Data for this exercise »
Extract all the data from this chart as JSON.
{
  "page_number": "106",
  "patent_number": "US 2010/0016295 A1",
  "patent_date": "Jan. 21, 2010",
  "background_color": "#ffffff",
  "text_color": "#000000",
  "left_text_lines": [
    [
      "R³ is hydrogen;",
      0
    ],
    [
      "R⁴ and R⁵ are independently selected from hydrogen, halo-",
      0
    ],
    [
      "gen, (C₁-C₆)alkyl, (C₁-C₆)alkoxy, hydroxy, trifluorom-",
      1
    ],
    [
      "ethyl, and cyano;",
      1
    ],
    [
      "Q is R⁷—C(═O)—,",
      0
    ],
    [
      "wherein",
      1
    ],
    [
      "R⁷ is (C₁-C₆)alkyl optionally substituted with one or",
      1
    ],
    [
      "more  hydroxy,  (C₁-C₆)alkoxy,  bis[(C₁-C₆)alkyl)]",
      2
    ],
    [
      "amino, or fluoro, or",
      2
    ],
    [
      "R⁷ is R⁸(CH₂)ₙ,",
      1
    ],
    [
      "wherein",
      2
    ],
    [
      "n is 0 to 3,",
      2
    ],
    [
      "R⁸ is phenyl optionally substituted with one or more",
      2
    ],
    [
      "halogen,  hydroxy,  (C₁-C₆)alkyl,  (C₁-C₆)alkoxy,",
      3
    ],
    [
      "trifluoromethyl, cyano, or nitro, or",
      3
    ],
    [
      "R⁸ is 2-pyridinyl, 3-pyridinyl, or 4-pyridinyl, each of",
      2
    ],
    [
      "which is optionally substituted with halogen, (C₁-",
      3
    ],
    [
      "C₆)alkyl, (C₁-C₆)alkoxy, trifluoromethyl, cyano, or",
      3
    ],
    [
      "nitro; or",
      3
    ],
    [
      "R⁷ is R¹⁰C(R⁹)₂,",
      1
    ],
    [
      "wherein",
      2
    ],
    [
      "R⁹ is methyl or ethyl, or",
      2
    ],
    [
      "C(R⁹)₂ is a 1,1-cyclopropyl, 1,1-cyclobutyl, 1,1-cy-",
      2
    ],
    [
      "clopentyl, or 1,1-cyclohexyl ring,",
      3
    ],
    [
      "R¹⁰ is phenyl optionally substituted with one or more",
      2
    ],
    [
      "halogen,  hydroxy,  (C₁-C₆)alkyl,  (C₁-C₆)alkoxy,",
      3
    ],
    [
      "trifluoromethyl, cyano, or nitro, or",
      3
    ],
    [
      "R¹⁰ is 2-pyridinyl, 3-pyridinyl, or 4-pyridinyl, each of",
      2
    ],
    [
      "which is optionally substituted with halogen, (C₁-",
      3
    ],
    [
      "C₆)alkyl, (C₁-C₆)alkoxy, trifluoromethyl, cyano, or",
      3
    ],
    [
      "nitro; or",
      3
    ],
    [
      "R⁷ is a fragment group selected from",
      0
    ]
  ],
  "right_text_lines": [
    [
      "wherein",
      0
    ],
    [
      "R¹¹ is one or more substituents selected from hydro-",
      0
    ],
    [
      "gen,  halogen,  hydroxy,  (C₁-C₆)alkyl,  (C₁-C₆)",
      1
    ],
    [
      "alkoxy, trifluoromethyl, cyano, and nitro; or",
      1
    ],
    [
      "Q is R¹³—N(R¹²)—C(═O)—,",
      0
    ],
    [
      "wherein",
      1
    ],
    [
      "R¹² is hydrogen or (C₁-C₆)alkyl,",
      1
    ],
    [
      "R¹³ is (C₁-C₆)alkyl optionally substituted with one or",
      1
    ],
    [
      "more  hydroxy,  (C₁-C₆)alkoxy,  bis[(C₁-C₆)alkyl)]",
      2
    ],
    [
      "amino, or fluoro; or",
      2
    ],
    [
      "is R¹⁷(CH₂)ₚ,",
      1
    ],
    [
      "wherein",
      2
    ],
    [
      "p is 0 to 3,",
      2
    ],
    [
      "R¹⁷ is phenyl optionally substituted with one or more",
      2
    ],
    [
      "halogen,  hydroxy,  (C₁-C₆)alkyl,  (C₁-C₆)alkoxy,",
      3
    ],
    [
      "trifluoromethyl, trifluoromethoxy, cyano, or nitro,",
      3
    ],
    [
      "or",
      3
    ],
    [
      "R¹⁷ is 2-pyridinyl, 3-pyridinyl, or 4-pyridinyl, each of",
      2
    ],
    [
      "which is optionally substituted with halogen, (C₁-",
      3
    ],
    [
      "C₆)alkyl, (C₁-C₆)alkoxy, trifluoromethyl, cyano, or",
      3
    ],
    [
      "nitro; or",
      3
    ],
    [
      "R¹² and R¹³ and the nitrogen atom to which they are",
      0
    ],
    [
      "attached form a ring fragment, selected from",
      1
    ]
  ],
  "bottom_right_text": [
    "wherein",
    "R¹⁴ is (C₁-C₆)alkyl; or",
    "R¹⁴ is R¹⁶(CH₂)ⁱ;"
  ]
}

Request »
Where a line above includes "pyridinyl", copy that line.

Correct output »
      "R⁸ is 2-pyridinyl, 3-pyridinyl, or 4-pyridinyl, each of",
      "R¹⁰ is 2-pyridinyl, 3-pyridinyl, or 4-pyridinyl, each of",
      "R¹⁷ is 2-pyridinyl, 3-pyridinyl, or 4-pyridinyl, each of",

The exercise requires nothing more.